▶ [TASK STATEMENT]: Identify every line in the records below that contains the word "支出决算表", and reproduce each one.

##### STORED ROWS

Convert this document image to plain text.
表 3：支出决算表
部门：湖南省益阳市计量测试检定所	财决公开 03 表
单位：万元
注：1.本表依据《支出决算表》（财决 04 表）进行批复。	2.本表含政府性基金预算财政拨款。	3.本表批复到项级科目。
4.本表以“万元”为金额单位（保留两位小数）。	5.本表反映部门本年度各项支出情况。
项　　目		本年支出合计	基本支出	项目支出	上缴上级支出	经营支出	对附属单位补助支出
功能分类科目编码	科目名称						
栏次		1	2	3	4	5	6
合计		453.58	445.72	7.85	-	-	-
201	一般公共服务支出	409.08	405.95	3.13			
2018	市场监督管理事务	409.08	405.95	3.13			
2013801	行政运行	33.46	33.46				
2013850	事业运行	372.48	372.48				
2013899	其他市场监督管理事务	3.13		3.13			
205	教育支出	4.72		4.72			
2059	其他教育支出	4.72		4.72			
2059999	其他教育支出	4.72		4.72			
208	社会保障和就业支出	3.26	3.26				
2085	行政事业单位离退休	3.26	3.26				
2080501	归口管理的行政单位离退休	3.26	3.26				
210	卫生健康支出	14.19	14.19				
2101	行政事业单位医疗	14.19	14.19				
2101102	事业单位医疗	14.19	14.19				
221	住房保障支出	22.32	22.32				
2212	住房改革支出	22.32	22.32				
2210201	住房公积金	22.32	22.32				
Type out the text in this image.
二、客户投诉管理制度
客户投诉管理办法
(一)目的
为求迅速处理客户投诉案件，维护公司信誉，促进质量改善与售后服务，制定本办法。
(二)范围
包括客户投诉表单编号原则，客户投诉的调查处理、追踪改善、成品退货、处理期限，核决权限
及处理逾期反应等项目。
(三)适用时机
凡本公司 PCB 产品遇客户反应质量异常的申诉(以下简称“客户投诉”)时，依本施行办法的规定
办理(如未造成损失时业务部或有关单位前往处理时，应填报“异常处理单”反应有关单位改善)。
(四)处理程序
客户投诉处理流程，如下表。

##########

▶ [COMPLETE RESPONSE]:
表 3：支出决算表
注：1.本表依据《支出决算表》（财决 04 表）进行批复。	2.本表含政府性基金预算财政拨款。	3.本表批复到项级科目。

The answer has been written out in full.